_Exercise data_

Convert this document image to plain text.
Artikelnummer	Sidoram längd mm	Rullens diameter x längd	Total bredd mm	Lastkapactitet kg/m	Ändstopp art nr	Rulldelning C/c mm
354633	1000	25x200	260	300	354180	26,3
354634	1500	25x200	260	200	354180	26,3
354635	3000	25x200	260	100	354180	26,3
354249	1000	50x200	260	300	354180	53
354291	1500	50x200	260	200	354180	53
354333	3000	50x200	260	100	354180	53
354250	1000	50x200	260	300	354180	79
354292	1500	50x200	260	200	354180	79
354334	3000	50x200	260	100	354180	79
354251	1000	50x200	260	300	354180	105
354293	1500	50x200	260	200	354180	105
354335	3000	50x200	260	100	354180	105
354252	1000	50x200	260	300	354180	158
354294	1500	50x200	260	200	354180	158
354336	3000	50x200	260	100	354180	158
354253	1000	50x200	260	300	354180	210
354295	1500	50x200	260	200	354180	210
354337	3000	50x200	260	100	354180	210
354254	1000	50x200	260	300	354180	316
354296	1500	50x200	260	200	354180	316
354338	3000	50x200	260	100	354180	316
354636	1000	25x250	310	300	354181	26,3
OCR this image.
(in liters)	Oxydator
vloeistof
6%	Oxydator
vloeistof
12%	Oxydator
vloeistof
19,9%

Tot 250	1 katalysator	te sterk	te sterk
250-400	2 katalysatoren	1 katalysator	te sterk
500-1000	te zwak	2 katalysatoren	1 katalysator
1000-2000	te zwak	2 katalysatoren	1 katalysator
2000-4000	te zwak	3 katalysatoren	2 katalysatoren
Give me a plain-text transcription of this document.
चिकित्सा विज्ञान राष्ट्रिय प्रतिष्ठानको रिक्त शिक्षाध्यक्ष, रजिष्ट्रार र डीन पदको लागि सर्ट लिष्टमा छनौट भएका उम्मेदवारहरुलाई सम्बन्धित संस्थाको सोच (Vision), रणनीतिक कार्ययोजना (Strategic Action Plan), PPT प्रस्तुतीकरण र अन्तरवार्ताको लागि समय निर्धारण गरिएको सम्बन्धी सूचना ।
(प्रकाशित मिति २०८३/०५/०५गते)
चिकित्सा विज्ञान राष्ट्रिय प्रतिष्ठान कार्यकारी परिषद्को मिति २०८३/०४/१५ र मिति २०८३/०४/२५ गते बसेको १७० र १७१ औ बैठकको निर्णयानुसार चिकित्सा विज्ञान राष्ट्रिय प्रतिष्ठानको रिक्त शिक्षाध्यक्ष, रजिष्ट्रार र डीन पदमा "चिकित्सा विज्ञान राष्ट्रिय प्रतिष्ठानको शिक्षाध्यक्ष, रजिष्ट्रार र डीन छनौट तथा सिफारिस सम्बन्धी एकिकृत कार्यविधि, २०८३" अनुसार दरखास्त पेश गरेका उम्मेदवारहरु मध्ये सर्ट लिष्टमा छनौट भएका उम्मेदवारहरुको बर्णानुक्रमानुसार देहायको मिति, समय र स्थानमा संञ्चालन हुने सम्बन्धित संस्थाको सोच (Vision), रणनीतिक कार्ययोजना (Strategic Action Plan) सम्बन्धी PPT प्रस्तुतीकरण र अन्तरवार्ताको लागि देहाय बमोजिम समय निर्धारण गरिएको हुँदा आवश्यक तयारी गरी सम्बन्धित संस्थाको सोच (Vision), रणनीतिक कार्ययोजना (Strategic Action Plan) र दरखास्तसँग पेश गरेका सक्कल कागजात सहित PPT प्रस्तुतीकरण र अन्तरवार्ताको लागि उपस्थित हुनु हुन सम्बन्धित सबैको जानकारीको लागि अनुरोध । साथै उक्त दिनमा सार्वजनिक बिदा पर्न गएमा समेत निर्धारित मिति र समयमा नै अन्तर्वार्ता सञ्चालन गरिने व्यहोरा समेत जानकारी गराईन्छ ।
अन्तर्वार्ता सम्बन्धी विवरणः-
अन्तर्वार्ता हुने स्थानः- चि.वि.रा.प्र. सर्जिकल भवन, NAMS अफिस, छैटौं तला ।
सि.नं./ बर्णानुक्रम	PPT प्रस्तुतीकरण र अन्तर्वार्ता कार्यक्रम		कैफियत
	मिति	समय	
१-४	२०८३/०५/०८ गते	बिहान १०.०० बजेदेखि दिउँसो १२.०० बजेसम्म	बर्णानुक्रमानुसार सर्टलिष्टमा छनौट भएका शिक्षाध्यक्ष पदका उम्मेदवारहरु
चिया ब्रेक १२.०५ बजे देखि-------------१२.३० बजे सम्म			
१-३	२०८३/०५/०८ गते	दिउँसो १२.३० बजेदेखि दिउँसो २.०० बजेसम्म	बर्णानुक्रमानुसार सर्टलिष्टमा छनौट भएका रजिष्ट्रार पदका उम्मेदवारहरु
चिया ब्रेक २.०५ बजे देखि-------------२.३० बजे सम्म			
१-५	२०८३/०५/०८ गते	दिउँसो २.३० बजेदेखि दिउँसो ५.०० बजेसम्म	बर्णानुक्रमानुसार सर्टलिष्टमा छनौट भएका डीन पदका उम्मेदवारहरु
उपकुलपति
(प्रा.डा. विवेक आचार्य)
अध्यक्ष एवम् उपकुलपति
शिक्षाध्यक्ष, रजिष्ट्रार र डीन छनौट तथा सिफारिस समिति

_Your task_
From the preceding material, extract every line exactly.

_Solution for this exercise_
Convert this document image to plain text.
Artikelnummer	Sidoram längd mm	Rullens diameter x längd	Total bredd mm	Lastkapactitet kg/m	Ändstopp art nr	Rulldelning C/c mm
354633	1000	25x200	260	300	354180	26,3
354634	1500	25x200	260	200	354180	26,3
354635	3000	25x200	260	100	354180	26,3
354249	1000	50x200	260	300	354180	53
354291	1500	50x200	260	200	354180	53
354333	3000	50x200	260	100	354180	53
354250	1000	50x200	260	300	354180	79
354292	1500	50x200	260	200	354180	79
354334	3000	50x200	260	100	354180	79
354251	1000	50x200	260	300	354180	105
354293	1500	50x200	260	200	354180	105
354335	3000	50x200	260	100	354180	105
354252	1000	50x200	260	300	354180	158
354294	1500	50x200	260	200	354180	158
354336	3000	50x200	260	100	354180	158
354253	1000	50x200	260	300	354180	210
354295	1500	50x200	260	200	354180	210
354337	3000	50x200	260	100	354180	210
354254	1000	50x200	260	300	354180	316
354296	1500	50x200	260	200	354180	316
354338	3000	50x200	260	100	354180	316
354636	1000	25x250	310	300	354181	26,3
OCR this image.
(in liters)	Oxydator
vloeistof
6%	Oxydator
vloeistof
12%	Oxydator
vloeistof
19,9%

Tot 250	1 katalysator	te sterk	te sterk
250-400	2 katalysatoren	1 katalysator	te sterk
500-1000	te zwak	2 katalysatoren	1 katalysator
1000-2000	te zwak	2 katalysatoren	1 katalysator
2000-4000	te zwak	3 katalysatoren	2 katalysatoren
Give me a plain-text transcription of this document.
चिकित्सा विज्ञान राष्ट्रिय प्रतिष्ठानको रिक्त शिक्षाध्यक्ष, रजिष्ट्रार र डीन पदको लागि सर्ट लिष्टमा छनौट भएका उम्मेदवारहरुलाई सम्बन्धित संस्थाको सोच (Vision), रणनीतिक कार्ययोजना (Strategic Action Plan), PPT प्रस्तुतीकरण र अन्तरवार्ताको लागि समय निर्धारण गरिएको सम्बन्धी सूचना ।
(प्रकाशित मिति २०८३/०५/०५गते)
चिकित्सा विज्ञान राष्ट्रिय प्रतिष्ठान कार्यकारी परिषद्को मिति २०८३/०४/१५ र मिति २०८३/०४/२५ गते बसेको १७० र १७१ औ बैठकको निर्णयानुसार चिकित्सा विज्ञान राष्ट्रिय प्रतिष्ठानको रिक्त शिक्षाध्यक्ष, रजिष्ट्रार र डीन पदमा "चिकित्सा विज्ञान राष्ट्रिय प्रतिष्ठानको शिक्षाध्यक्ष, रजिष्ट्रार र डीन छनौट तथा सिफारिस सम्बन्धी एकिकृत कार्यविधि, २०८३" अनुसार दरखास्त पेश गरेका उम्मेदवारहरु मध्ये सर्ट लिष्टमा छनौट भएका उम्मेदवारहरुको बर्णानुक्रमानुसार देहायको मिति, समय र स्थानमा संञ्चालन हुने सम्बन्धित संस्थाको सोच (Vision), रणनीतिक कार्ययोजना (Strategic Action Plan) सम्बन्धी PPT प्रस्तुतीकरण र अन्तरवार्ताको लागि देहाय बमोजिम समय निर्धारण गरिएको हुँदा आवश्यक तयारी गरी सम्बन्धित संस्थाको सोच (Vision), रणनीतिक कार्ययोजना (Strategic Action Plan) र दरखास्तसँग पेश गरेका सक्कल कागजात सहित PPT प्रस्तुतीकरण र अन्तरवार्ताको लागि उपस्थित हुनु हुन सम्बन्धित सबैको जानकारीको लागि अनुरोध । साथै उक्त दिनमा सार्वजनिक बिदा पर्न गएमा समेत निर्धारित मिति र समयमा नै अन्तर्वार्ता सञ्चालन गरिने व्यहोरा समेत जानकारी गराईन्छ ।
अन्तर्वार्ता सम्बन्धी विवरणः-
अन्तर्वार्ता हुने स्थानः- चि.वि.रा.प्र. सर्जिकल भवन, NAMS अफिस, छैटौं तला ।
सि.नं./ बर्णानुक्रम	PPT प्रस्तुतीकरण र अन्तर्वार्ता कार्यक्रम		कैफियत
	मिति	समय	
१-४	२०८३/०५/०८ गते	बिहान १०.०० बजेदेखि दिउँसो १२.०० बजेसम्म	बर्णानुक्रमानुसार सर्टलिष्टमा छनौट भएका शिक्षाध्यक्ष पदका उम्मेदवारहरु
चिया ब्रेक १२.०५ बजे देखि-------------१२.३० बजे सम्म			
१-३	२०८३/०५/०८ गते	दिउँसो १२.३० बजेदेखि दिउँसो २.०० बजेसम्म	बर्णानुक्रमानुसार सर्टलिष्टमा छनौट भएका रजिष्ट्रार पदका उम्मेदवारहरु
चिया ब्रेक २.०५ बजे देखि-------------२.३० बजे सम्म			
१-५	२०८३/०५/०८ गते	दिउँसो २.३० बजेदेखि दिउँसो ५.०० बजेसम्म	बर्णानुक्रमानुसार सर्टलिष्टमा छनौट भएका डीन पदका उम्मेदवारहरु
उपकुलपति
(प्रा.डा. विवेक आचार्य)
अध्यक्ष एवम् उपकुलपति
शिक्षाध्यक्ष, रजिष्ट्रार र डीन छनौट तथा सिफारिस समिति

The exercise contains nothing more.